Show all lines holding the string "serta".

(Dataset records)

════════

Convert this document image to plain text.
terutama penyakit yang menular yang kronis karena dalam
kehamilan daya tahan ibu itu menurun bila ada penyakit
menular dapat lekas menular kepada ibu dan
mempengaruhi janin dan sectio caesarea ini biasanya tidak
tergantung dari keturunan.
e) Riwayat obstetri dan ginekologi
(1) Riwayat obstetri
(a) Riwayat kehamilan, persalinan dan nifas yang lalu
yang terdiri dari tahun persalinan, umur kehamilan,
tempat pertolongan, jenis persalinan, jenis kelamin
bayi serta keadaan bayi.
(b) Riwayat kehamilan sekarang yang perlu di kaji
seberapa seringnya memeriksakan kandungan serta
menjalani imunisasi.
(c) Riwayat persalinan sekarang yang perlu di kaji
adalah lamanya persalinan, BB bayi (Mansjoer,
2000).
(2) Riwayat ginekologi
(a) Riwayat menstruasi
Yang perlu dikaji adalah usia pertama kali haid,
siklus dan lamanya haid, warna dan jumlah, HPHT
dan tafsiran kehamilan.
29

════════

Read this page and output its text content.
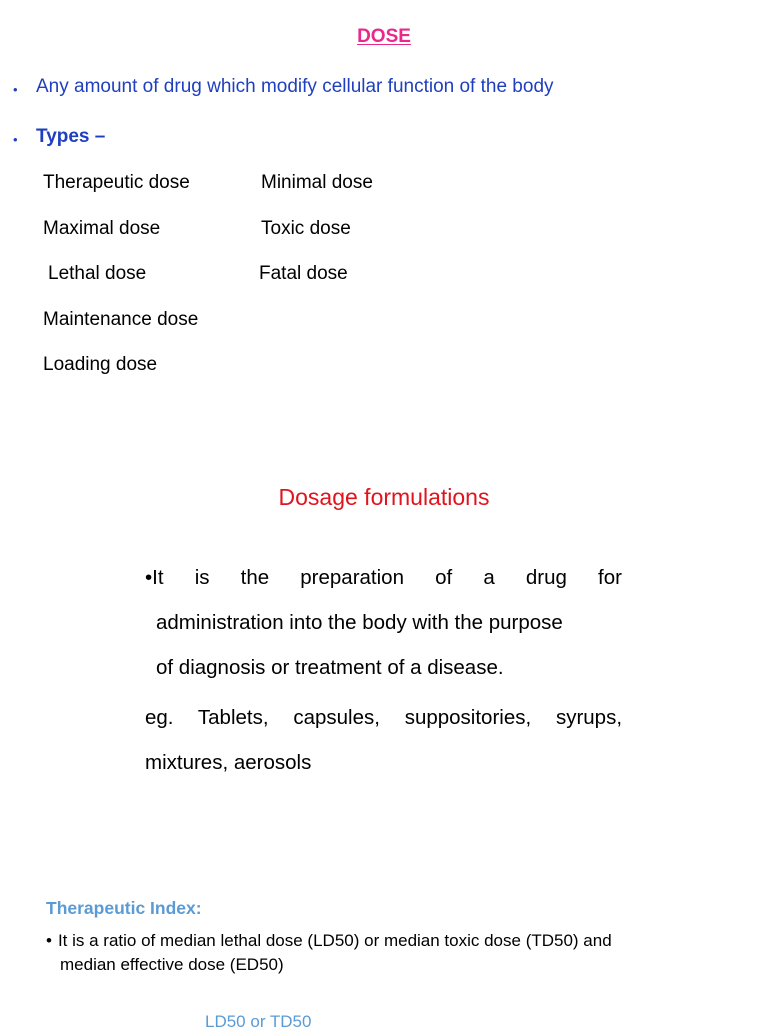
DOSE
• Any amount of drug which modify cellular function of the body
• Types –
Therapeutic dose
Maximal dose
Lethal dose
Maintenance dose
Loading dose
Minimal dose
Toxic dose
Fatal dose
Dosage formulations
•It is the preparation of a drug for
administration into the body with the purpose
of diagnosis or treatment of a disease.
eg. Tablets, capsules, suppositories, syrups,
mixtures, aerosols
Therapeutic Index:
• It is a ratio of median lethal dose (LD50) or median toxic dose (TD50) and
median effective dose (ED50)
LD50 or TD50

════════

◆ Answer for this exercise
bayi serta keadaan bayi.
seberapa seringnya memeriksakan kandungan serta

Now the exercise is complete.